Entries from a dataset

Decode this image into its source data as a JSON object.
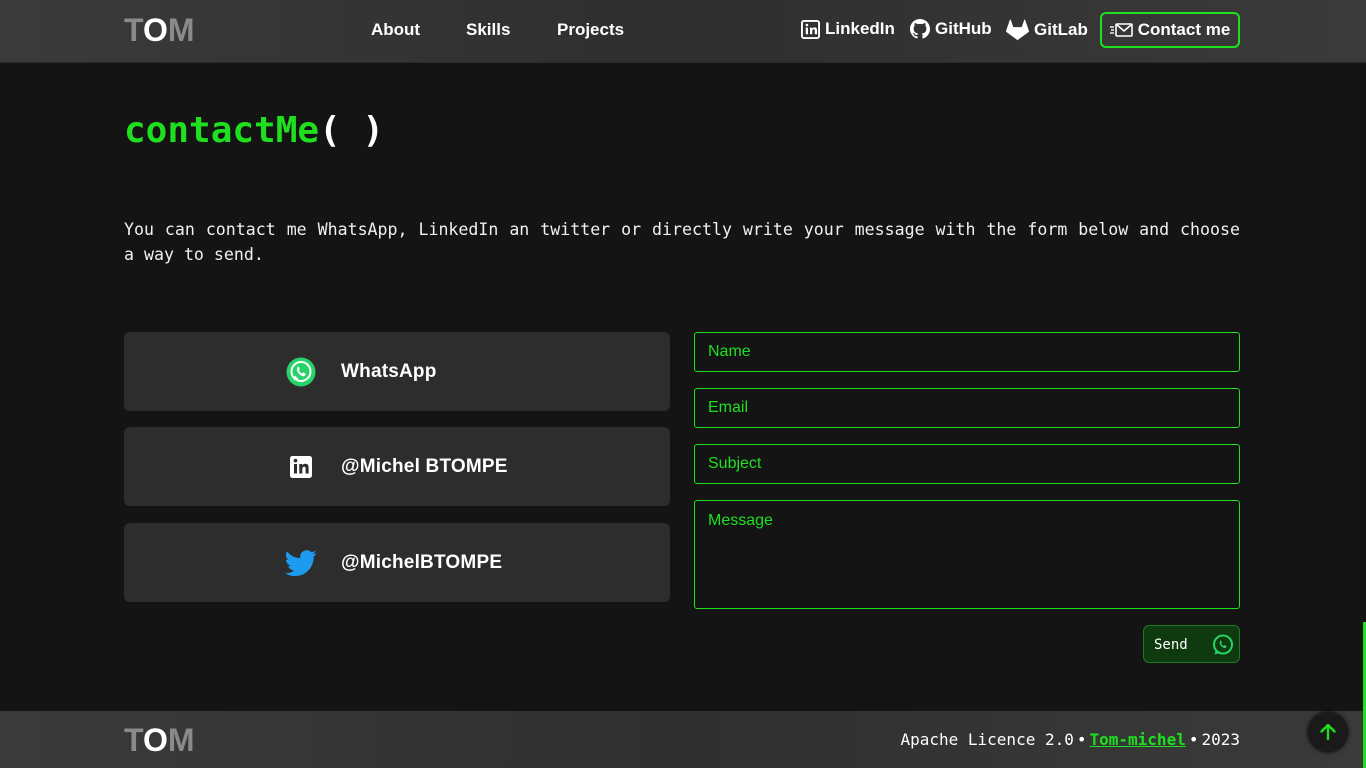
{
  "header": {
    "logo": {
      "t": "T",
      "o": "O",
      "m": "M"
    },
    "nav": [
      {
        "label": "About"
      },
      {
        "label": "Skills"
      },
      {
        "label": "Projects"
      }
    ],
    "social": [
      {
        "label": "LinkedIn",
        "icon": "linkedin-icon"
      },
      {
        "label": "GitHub",
        "icon": "github-icon"
      },
      {
        "label": "GitLab",
        "icon": "gitlab-icon"
      }
    ],
    "contact_button": {
      "label": "Contact me",
      "icon": "mail-icon"
    }
  },
  "main": {
    "title": {
      "fn": "contactMe",
      "parens": "( )"
    },
    "intro": "You can contact me WhatsApp, LinkedIn an twitter or directly write your message with the form below and choose a way to send.",
    "cards": [
      {
        "label": "WhatsApp",
        "icon": "whatsapp-icon"
      },
      {
        "label": "@Michel BTOMPE",
        "icon": "linkedin-icon"
      },
      {
        "label": "@MichelBTOMPE",
        "icon": "twitter-icon"
      }
    ],
    "form": {
      "name_placeholder": "Name",
      "email_placeholder": "Email",
      "subject_placeholder": "Subject",
      "message_placeholder": "Message",
      "send_label": "Send"
    }
  },
  "footer": {
    "logo": {
      "t": "T",
      "o": "O",
      "m": "M"
    },
    "licence": "Apache Licence 2.0",
    "sep": "•",
    "link": "Tom-michel",
    "year": "2023"
  },
  "colors": {
    "accent": "#1fe01f",
    "background": "#141414",
    "card": "#2d2d2d",
    "whatsapp": "#25d366",
    "twitter": "#1d9bf0"
  }
}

• _What is needed_: Write only the number of lines in the records that include the word "icon".

• _Response for this exercise_: 7